___ Data records ___

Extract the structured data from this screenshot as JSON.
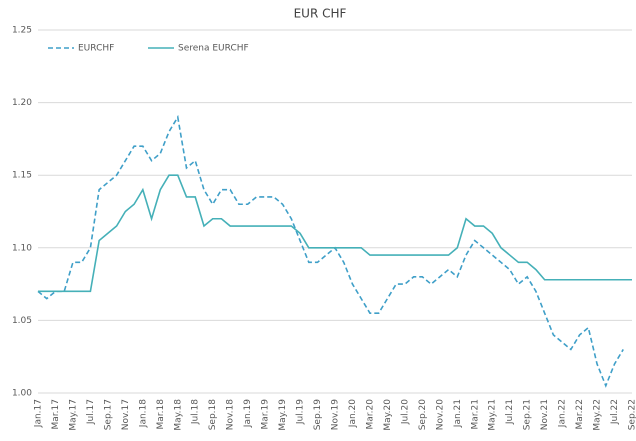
{
  "chart_data": {
    "type": "line",
    "title": "EUR CHF",
    "categories": [
      "Jan.17",
      null,
      "Mar.17",
      null,
      "May.17",
      null,
      "Jul.17",
      null,
      "Sep.17",
      null,
      "Nov.17",
      null,
      "Jan.18",
      null,
      "Mar.18",
      null,
      "May.18",
      null,
      "Jul.18",
      null,
      "Sep.18",
      null,
      "Nov.18",
      null,
      "Jan.19",
      null,
      "Mar.19",
      null,
      "May.19",
      null,
      "Jul.19",
      null,
      "Sep.19",
      null,
      "Nov.19",
      null,
      "Jan.20",
      null,
      "Mar.20",
      null,
      "May.20",
      null,
      "Jul.20",
      null,
      "Sep.20",
      null,
      "Nov.20",
      null,
      "Jan.21",
      null,
      "Mar.21",
      null,
      "May.21",
      null,
      "Jul.21",
      null,
      "Sep.21",
      null,
      "Nov.21",
      null,
      "Jan.22",
      null,
      "Mar.22",
      null,
      "May.22",
      null,
      "Jul.22",
      null,
      "Sep.22"
    ],
    "series": [
      {
        "name": "EURCHF",
        "color": "#3f9fc8",
        "dashed": true,
        "values": [
          1.07,
          1.065,
          1.07,
          1.07,
          1.09,
          1.09,
          1.1,
          1.14,
          1.145,
          1.15,
          1.16,
          1.17,
          1.17,
          1.16,
          1.165,
          1.18,
          1.19,
          1.155,
          1.16,
          1.14,
          1.13,
          1.14,
          1.14,
          1.13,
          1.13,
          1.135,
          1.135,
          1.135,
          1.13,
          1.12,
          1.105,
          1.09,
          1.09,
          1.095,
          1.1,
          1.09,
          1.075,
          1.065,
          1.055,
          1.055,
          1.065,
          1.075,
          1.075,
          1.08,
          1.08,
          1.075,
          1.08,
          1.085,
          1.08,
          1.095,
          1.105,
          1.1,
          1.095,
          1.09,
          1.085,
          1.075,
          1.08,
          1.07,
          1.055,
          1.04,
          1.035,
          1.03,
          1.04,
          1.045,
          1.02,
          1.005,
          1.02,
          1.03,
          null
        ]
      },
      {
        "name": "Serena EURCHF",
        "color": "#45b0b8",
        "dashed": false,
        "values": [
          1.07,
          1.07,
          1.07,
          1.07,
          1.07,
          1.07,
          1.07,
          1.105,
          1.11,
          1.115,
          1.125,
          1.13,
          1.14,
          1.12,
          1.14,
          1.15,
          1.15,
          1.135,
          1.135,
          1.115,
          1.12,
          1.12,
          1.115,
          1.115,
          1.115,
          1.115,
          1.115,
          1.115,
          1.115,
          1.115,
          1.11,
          1.1,
          1.1,
          1.1,
          1.1,
          1.1,
          1.1,
          1.1,
          1.095,
          1.095,
          1.095,
          1.095,
          1.095,
          1.095,
          1.095,
          1.095,
          1.095,
          1.095,
          1.1,
          1.12,
          1.115,
          1.115,
          1.11,
          1.1,
          1.095,
          1.09,
          1.09,
          1.085,
          1.078,
          1.078,
          1.078,
          1.078,
          1.078,
          1.078,
          1.078,
          1.078,
          1.078,
          1.078,
          1.078
        ]
      }
    ],
    "ylim": [
      1,
      1.25
    ],
    "yticks": [
      {
        "value": 1,
        "label": "1.00"
      },
      1.05,
      {
        "value": 1.1,
        "label": "1.10"
      },
      1.15,
      {
        "value": 1.2,
        "label": "1.20"
      },
      1.25
    ],
    "grid": true,
    "legend": "top-left"
  }
}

___

* _Exercise goal_: Transcribe every record above exactly as written, leaving out any pictures.

* _Answer to this problem_:
Extract the structured data from this screenshot as JSON.
{
  "chart_data": {
    "type": "line",
    "title": "EUR CHF",
    "categories": [
      "Jan.17",
      null,
      "Mar.17",
      null,
      "May.17",
      null,
      "Jul.17",
      null,
      "Sep.17",
      null,
      "Nov.17",
      null,
      "Jan.18",
      null,
      "Mar.18",
      null,
      "May.18",
      null,
      "Jul.18",
      null,
      "Sep.18",
      null,
      "Nov.18",
      null,
      "Jan.19",
      null,
      "Mar.19",
      null,
      "May.19",
      null,
      "Jul.19",
      null,
      "Sep.19",
      null,
      "Nov.19",
      null,
      "Jan.20",
      null,
      "Mar.20",
      null,
      "May.20",
      null,
      "Jul.20",
      null,
      "Sep.20",
      null,
      "Nov.20",
      null,
      "Jan.21",
      null,
      "Mar.21",
      null,
      "May.21",
      null,
      "Jul.21",
      null,
      "Sep.21",
      null,
      "Nov.21",
      null,
      "Jan.22",
      null,
      "Mar.22",
      null,
      "May.22",
      null,
      "Jul.22",
      null,
      "Sep.22"
    ],
    "series": [
      {
        "name": "EURCHF",
        "color": "#3f9fc8",
        "dashed": true,
        "values": [
          1.07,
          1.065,
          1.07,
          1.07,
          1.09,
          1.09,
          1.1,
          1.14,
          1.145,
          1.15,
          1.16,
          1.17,
          1.17,
          1.16,
          1.165,
          1.18,
          1.19,
          1.155,
          1.16,
          1.14,
          1.13,
          1.14,
          1.14,
          1.13,
          1.13,
          1.135,
          1.135,
          1.135,
          1.13,
          1.12,
          1.105,
          1.09,
          1.09,
          1.095,
          1.1,
          1.09,
          1.075,
          1.065,
          1.055,
          1.055,
          1.065,
          1.075,
          1.075,
          1.08,
          1.08,
          1.075,
          1.08,
          1.085,
          1.08,
          1.095,
          1.105,
          1.1,
          1.095,
          1.09,
          1.085,
          1.075,
          1.08,
          1.07,
          1.055,
          1.04,
          1.035,
          1.03,
          1.04,
          1.045,
          1.02,
          1.005,
          1.02,
          1.03,
          null
        ]
      },
      {
        "name": "Serena EURCHF",
        "color": "#45b0b8",
        "dashed": false,
        "values": [
          1.07,
          1.07,
          1.07,
          1.07,
          1.07,
          1.07,
          1.07,
          1.105,
          1.11,
          1.115,
          1.125,
          1.13,
          1.14,
          1.12,
          1.14,
          1.15,
          1.15,
          1.135,
          1.135,
          1.115,
          1.12,
          1.12,
          1.115,
          1.115,
          1.115,
          1.115,
          1.115,
          1.115,
          1.115,
          1.115,
          1.11,
          1.1,
          1.1,
          1.1,
          1.1,
          1.1,
          1.1,
          1.1,
          1.095,
          1.095,
          1.095,
          1.095,
          1.095,
          1.095,
          1.095,
          1.095,
          1.095,
          1.095,
          1.1,
          1.12,
          1.115,
          1.115,
          1.11,
          1.1,
          1.095,
          1.09,
          1.09,
          1.085,
          1.078,
          1.078,
          1.078,
          1.078,
          1.078,
          1.078,
          1.078,
          1.078,
          1.078,
          1.078,
          1.078
        ]
      }
    ],
    "ylim": [
      1,
      1.25
    ],
    "yticks": [
      {
        "value": 1,
        "label": "1.00"
      },
      1.05,
      {
        "value": 1.1,
        "label": "1.10"
      },
      1.15,
      {
        "value": 1.2,
        "label": "1.20"
      },
      1.25
    ],
    "grid": true,
    "legend": "top-left"
  }
}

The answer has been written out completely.